## EXTRACTED INFORMATION:
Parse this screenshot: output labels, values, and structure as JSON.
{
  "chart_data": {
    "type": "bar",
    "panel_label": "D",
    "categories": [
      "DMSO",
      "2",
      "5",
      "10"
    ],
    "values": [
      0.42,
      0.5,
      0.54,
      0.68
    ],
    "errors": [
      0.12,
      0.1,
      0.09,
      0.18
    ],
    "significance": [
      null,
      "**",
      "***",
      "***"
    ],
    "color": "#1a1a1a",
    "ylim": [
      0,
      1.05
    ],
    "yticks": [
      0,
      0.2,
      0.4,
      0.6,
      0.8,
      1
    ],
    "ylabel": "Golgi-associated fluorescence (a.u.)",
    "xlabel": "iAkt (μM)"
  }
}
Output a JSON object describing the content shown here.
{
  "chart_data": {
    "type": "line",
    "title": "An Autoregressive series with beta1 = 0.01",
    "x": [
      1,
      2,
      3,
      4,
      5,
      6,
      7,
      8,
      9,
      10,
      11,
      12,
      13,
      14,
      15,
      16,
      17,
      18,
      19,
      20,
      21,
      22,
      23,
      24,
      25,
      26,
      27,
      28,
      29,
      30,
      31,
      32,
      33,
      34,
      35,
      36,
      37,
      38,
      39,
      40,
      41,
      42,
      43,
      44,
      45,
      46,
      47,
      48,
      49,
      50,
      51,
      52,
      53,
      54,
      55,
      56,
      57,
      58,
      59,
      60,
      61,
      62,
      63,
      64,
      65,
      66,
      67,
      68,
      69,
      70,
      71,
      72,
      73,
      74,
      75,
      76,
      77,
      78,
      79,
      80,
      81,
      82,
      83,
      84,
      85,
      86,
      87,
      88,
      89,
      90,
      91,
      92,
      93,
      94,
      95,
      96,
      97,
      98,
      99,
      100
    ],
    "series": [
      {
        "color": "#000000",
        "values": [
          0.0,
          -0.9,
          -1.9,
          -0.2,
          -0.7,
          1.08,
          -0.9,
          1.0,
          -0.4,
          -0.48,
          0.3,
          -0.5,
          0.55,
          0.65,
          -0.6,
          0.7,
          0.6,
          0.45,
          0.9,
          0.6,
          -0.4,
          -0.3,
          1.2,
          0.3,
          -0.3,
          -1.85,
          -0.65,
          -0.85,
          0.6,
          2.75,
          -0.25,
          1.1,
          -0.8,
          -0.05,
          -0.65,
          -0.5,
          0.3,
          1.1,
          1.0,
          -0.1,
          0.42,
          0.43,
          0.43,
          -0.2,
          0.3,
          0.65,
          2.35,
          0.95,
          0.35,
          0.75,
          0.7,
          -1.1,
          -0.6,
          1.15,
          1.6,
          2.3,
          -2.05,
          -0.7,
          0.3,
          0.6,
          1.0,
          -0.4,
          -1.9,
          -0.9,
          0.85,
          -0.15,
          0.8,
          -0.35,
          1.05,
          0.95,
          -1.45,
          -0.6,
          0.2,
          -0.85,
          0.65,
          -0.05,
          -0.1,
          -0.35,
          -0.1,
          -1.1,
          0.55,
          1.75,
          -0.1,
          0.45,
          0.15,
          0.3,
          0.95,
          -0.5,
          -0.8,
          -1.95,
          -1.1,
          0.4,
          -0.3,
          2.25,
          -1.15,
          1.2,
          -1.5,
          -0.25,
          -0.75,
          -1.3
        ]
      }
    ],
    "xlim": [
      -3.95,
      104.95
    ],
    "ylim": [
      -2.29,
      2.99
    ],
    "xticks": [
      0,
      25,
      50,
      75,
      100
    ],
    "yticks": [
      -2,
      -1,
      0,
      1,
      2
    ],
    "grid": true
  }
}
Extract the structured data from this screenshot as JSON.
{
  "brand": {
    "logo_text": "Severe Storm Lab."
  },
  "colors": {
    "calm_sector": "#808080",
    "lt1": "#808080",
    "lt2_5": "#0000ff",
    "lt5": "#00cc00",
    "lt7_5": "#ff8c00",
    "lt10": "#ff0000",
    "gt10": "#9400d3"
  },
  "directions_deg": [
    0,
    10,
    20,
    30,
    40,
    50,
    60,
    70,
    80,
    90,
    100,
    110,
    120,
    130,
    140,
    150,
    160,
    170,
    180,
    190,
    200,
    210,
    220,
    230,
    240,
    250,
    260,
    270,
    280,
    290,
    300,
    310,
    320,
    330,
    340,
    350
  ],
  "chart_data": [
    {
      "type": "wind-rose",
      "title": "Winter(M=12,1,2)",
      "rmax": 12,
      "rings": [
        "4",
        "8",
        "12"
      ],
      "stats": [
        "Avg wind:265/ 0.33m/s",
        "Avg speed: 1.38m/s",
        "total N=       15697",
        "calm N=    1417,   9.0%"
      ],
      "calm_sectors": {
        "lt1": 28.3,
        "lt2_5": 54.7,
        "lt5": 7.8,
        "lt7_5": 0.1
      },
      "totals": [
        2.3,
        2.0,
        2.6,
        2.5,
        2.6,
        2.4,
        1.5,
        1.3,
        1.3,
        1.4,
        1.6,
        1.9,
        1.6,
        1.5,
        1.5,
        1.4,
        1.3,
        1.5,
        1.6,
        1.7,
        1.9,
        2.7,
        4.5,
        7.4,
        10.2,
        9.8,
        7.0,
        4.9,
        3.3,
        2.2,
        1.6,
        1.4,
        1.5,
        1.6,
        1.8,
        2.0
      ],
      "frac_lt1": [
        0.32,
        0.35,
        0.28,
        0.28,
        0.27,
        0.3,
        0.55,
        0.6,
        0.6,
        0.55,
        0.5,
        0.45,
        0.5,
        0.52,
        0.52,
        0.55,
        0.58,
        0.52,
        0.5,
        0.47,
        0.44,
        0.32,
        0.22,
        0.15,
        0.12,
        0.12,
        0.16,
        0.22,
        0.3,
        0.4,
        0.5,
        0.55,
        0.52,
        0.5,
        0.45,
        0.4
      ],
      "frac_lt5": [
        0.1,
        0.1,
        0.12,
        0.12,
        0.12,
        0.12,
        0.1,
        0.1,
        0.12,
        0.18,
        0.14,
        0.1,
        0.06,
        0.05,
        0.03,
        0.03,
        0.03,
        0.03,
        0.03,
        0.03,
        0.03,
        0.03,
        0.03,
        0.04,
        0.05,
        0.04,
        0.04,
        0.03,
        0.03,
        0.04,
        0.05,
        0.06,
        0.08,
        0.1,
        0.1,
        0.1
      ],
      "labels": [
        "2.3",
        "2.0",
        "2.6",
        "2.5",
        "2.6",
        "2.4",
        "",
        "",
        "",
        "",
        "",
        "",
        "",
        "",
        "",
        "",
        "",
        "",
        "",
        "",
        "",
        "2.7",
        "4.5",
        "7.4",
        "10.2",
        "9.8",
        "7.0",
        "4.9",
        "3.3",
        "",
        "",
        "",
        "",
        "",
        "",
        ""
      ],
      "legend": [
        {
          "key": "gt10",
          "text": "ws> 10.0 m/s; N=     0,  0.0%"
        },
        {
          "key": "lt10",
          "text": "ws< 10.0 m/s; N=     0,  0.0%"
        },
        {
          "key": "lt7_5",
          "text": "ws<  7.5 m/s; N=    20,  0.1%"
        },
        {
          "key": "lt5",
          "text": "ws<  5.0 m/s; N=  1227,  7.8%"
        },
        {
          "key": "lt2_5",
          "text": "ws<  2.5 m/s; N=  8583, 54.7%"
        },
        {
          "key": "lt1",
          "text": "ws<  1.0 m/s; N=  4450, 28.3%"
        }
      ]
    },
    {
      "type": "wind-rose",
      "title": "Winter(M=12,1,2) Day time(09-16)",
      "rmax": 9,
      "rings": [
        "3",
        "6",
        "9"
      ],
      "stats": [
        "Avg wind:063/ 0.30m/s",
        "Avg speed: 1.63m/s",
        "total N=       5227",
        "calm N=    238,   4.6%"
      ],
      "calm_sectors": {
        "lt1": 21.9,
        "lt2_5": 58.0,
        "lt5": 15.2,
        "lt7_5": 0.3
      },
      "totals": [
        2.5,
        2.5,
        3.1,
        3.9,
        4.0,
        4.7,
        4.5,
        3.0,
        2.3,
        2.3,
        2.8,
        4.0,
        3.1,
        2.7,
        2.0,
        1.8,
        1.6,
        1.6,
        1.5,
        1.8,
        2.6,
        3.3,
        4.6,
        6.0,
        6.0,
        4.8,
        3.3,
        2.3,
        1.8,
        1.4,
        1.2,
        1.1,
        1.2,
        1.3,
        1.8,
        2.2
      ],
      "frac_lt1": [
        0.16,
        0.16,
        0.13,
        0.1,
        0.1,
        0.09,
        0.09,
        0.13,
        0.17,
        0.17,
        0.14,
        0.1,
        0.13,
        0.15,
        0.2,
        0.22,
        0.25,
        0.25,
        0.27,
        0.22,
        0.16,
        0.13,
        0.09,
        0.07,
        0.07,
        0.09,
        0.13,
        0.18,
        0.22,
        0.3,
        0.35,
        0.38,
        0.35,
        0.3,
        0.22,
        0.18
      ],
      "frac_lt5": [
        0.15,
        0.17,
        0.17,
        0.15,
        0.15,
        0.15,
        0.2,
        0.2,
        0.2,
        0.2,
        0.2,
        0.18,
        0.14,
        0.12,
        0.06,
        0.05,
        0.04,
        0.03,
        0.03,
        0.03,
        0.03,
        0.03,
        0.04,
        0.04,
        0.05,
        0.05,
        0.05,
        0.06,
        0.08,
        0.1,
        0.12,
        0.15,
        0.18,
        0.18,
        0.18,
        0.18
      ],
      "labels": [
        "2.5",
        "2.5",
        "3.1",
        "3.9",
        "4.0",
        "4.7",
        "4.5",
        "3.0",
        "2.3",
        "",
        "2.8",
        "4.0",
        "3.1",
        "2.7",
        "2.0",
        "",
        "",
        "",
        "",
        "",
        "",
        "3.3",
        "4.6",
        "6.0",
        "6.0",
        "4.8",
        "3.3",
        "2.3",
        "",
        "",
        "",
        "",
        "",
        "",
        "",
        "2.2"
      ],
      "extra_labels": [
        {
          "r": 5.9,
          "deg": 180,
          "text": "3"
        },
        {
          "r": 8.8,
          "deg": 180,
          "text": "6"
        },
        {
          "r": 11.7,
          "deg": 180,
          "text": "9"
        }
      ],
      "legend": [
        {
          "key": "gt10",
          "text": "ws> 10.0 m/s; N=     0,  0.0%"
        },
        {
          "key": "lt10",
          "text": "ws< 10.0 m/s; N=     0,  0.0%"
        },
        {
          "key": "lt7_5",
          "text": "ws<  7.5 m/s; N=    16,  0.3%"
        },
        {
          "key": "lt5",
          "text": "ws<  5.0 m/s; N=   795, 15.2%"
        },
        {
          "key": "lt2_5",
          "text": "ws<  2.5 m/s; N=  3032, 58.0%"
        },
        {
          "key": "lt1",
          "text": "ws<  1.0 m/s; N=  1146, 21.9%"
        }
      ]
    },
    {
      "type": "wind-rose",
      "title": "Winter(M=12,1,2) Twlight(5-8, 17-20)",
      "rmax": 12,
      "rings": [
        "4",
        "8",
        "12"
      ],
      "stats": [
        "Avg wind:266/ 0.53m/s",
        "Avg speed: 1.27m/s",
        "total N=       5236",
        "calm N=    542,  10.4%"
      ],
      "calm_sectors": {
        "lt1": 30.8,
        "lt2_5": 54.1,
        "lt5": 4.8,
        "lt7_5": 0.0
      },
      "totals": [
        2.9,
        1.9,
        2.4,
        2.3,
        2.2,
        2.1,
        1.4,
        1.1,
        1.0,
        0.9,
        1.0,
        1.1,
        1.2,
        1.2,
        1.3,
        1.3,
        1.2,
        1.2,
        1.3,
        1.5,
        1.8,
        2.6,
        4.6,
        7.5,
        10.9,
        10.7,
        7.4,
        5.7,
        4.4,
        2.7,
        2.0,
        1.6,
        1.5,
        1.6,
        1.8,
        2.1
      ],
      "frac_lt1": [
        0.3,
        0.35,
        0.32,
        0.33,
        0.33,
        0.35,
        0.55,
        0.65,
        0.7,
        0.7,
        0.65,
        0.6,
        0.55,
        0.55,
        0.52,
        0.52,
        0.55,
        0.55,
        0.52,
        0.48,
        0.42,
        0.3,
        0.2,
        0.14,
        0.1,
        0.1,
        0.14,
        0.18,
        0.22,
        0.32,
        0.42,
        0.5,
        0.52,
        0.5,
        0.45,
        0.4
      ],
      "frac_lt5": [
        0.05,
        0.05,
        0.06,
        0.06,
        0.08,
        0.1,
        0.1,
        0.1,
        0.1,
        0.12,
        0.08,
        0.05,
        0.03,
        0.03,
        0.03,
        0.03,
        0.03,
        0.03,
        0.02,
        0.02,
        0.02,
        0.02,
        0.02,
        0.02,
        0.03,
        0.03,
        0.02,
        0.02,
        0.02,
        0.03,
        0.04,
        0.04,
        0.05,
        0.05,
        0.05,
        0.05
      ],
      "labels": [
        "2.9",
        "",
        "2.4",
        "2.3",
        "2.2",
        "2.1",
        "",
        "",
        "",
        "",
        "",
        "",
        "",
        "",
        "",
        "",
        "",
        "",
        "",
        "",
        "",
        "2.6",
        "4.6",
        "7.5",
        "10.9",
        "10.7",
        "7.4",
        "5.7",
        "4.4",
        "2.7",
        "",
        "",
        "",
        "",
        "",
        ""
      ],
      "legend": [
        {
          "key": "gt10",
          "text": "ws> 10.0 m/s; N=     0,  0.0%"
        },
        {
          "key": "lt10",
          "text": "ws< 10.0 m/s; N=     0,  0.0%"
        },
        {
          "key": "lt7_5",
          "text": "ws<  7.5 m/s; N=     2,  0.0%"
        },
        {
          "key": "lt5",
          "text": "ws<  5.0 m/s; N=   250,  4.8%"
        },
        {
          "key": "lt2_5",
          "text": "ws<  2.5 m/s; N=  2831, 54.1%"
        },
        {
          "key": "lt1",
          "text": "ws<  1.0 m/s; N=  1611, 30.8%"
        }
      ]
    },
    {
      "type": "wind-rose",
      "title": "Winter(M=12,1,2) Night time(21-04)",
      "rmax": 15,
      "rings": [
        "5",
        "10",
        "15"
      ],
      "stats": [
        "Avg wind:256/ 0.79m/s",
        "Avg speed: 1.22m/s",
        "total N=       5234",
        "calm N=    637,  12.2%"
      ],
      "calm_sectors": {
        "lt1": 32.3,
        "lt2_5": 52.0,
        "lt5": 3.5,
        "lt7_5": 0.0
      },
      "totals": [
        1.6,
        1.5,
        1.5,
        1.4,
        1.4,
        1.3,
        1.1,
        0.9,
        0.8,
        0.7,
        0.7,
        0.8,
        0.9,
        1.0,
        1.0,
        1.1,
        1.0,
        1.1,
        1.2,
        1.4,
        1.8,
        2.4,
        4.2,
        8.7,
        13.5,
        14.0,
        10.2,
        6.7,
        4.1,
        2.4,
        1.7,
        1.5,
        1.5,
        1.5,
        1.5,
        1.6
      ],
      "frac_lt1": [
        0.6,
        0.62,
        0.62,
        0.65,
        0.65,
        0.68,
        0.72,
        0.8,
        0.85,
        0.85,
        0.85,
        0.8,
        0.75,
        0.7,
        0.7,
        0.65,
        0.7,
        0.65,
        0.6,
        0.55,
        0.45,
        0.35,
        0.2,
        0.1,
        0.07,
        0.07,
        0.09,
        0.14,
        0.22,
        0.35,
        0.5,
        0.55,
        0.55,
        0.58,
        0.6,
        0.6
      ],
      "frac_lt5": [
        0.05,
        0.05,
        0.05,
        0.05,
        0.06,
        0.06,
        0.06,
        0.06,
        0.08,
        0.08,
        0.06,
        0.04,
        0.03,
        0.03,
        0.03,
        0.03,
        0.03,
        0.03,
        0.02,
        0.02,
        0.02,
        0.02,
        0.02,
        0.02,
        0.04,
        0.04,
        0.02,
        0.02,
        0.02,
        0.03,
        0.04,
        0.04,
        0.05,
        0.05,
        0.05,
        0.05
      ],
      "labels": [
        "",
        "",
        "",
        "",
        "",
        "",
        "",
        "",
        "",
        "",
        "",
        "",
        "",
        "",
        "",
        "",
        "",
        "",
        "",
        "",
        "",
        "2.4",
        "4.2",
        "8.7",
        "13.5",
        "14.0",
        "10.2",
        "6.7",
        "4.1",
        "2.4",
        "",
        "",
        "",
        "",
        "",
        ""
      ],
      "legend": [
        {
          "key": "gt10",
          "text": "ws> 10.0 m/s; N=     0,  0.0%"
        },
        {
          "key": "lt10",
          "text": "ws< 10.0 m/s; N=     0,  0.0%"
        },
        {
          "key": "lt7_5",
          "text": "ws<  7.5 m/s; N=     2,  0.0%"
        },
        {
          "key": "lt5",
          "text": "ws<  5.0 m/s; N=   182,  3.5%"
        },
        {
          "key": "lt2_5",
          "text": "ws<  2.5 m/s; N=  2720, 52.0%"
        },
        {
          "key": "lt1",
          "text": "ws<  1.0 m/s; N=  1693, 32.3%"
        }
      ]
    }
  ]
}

## INSTRUCTIONS FOR THE TASK:
Exactly how many lines of the material contain the word "Winter"? Write the number alone.

## EXERCISE ANSWER:
4